What needs to be done:
Copy every line of the following data that includes the string "title".

# START OF Data for processing

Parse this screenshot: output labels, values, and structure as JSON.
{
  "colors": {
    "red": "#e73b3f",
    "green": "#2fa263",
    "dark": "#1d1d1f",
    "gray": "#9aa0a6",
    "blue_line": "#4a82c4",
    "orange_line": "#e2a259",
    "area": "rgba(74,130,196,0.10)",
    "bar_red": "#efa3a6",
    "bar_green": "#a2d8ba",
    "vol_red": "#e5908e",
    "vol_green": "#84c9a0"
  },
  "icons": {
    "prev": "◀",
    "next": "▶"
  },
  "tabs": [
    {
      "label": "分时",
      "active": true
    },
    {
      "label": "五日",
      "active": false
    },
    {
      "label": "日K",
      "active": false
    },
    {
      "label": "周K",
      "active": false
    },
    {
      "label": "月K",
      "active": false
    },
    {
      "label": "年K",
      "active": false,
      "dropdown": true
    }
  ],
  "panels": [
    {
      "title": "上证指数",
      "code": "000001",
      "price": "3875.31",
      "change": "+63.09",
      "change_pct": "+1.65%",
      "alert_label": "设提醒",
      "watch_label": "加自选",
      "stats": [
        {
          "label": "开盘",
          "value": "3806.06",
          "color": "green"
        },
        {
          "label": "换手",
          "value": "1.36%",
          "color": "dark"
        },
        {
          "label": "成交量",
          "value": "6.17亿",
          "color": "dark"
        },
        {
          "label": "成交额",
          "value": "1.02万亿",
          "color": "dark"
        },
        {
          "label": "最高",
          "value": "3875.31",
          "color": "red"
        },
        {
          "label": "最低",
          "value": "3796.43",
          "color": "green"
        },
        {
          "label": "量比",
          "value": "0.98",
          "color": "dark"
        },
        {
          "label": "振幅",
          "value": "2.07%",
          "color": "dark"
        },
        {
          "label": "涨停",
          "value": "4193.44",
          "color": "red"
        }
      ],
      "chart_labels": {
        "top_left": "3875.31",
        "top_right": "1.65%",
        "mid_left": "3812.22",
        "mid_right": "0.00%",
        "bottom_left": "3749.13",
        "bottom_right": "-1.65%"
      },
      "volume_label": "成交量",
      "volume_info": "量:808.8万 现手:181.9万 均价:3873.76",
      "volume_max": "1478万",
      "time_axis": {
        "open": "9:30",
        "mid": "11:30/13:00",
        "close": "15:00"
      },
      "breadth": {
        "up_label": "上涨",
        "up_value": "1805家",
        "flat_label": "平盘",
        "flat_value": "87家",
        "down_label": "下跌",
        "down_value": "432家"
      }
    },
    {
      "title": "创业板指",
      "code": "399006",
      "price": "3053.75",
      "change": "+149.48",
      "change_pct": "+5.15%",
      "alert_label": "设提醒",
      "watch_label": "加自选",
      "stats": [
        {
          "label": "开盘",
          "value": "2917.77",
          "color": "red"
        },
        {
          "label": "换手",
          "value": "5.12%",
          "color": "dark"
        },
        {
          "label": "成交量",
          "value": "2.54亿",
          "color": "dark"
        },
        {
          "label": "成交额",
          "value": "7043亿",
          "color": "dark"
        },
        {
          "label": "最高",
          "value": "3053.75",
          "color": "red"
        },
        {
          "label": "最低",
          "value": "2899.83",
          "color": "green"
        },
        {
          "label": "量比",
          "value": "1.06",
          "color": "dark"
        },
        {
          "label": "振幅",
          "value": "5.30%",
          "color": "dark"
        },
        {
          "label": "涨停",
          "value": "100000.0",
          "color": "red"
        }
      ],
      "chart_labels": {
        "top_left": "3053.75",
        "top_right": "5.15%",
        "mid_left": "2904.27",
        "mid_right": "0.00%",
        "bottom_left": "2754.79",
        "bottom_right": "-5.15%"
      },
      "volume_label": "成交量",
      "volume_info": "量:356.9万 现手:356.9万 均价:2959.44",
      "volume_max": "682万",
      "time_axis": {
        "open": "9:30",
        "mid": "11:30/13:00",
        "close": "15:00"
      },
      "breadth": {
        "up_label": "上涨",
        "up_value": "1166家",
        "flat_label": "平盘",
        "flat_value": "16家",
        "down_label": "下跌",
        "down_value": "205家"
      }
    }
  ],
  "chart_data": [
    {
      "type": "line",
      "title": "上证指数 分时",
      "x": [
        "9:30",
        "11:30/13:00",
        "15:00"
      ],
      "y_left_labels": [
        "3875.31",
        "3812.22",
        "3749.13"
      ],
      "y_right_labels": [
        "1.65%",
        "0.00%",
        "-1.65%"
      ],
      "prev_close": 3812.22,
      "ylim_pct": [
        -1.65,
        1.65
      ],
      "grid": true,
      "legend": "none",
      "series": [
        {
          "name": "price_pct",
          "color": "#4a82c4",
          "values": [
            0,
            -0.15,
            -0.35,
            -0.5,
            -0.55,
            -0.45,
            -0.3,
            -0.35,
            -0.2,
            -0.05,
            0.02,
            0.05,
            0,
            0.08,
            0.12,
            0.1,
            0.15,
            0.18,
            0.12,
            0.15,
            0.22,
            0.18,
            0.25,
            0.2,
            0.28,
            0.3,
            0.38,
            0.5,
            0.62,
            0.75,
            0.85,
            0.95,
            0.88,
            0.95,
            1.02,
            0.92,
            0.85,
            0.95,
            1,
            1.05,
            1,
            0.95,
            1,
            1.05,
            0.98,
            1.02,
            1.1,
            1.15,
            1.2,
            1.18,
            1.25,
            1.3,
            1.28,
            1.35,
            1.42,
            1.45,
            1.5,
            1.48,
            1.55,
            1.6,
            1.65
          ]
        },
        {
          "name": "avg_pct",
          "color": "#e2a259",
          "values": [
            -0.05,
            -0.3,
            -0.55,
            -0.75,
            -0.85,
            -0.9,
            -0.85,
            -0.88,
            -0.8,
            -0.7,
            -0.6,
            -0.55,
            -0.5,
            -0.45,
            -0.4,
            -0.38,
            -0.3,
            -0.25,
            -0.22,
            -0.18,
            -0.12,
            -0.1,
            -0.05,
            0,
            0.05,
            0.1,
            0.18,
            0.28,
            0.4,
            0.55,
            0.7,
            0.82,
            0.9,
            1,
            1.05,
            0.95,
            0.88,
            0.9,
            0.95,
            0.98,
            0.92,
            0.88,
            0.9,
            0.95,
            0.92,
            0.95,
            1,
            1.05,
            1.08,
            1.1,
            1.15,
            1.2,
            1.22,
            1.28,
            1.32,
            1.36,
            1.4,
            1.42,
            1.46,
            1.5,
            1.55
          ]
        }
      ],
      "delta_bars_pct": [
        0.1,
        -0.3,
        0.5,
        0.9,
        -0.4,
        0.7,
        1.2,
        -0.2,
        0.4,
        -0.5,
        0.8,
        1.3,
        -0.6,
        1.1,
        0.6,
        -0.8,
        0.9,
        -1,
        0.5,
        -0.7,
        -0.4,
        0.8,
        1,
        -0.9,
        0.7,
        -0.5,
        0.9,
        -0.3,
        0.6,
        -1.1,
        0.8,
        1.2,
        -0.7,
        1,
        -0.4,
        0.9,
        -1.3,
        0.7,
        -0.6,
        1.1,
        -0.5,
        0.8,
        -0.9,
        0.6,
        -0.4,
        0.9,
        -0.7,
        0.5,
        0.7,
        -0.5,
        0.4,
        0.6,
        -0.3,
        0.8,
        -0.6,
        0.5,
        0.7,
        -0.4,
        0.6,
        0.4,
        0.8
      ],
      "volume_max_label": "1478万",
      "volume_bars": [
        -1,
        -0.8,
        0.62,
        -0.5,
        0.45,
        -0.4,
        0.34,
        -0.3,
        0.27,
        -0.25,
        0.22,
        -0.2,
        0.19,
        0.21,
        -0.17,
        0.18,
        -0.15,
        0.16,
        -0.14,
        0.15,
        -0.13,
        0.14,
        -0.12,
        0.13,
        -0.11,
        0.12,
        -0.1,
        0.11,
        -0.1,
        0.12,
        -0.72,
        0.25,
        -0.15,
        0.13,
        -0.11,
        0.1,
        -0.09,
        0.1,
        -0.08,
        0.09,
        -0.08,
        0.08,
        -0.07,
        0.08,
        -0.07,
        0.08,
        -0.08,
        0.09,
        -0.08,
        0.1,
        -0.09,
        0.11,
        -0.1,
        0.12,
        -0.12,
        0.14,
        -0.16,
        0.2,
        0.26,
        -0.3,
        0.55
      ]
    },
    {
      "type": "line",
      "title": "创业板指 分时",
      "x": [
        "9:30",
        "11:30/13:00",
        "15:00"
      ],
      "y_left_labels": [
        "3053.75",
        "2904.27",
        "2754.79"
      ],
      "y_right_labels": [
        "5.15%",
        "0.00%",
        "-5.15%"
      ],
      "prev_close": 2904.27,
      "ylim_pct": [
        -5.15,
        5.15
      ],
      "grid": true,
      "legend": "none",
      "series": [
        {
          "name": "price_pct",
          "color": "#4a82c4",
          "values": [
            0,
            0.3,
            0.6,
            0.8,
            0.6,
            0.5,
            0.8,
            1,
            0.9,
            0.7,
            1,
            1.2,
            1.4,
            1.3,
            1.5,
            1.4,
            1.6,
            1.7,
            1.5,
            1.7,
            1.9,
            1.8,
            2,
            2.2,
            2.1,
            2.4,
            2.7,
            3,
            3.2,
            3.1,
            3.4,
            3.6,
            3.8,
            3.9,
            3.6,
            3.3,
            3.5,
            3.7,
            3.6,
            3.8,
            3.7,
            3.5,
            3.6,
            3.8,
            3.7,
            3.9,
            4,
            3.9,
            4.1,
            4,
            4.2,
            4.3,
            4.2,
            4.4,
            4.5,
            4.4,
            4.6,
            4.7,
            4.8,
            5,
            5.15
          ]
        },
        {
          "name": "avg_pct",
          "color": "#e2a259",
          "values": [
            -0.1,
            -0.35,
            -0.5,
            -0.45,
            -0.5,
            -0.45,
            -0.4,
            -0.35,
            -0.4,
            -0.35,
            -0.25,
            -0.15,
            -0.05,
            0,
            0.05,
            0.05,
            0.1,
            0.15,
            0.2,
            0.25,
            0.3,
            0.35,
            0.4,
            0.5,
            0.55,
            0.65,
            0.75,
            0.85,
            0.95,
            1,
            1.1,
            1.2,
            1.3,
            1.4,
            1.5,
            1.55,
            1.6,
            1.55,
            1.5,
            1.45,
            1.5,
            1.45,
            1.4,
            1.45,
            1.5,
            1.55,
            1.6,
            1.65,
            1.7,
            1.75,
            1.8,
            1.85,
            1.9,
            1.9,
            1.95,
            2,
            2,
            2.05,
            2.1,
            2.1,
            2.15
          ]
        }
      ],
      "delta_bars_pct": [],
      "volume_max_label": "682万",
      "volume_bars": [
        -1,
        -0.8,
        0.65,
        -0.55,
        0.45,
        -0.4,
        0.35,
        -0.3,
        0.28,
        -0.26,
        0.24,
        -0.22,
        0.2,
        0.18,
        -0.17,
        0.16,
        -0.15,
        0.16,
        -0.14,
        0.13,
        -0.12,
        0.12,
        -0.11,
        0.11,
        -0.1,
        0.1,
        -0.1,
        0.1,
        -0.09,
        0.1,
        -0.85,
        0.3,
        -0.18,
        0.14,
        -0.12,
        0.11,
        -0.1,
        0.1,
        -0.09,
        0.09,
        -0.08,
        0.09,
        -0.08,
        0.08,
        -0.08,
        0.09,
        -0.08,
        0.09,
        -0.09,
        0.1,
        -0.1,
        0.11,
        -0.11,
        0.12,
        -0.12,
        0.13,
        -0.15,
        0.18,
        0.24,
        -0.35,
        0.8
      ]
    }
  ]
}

# END OF Data for processing

Correct answer:
      "title": "上证指数",
      "title": "创业板指",
      "title": "上证指数 分时",
      "title": "创业板指 分时",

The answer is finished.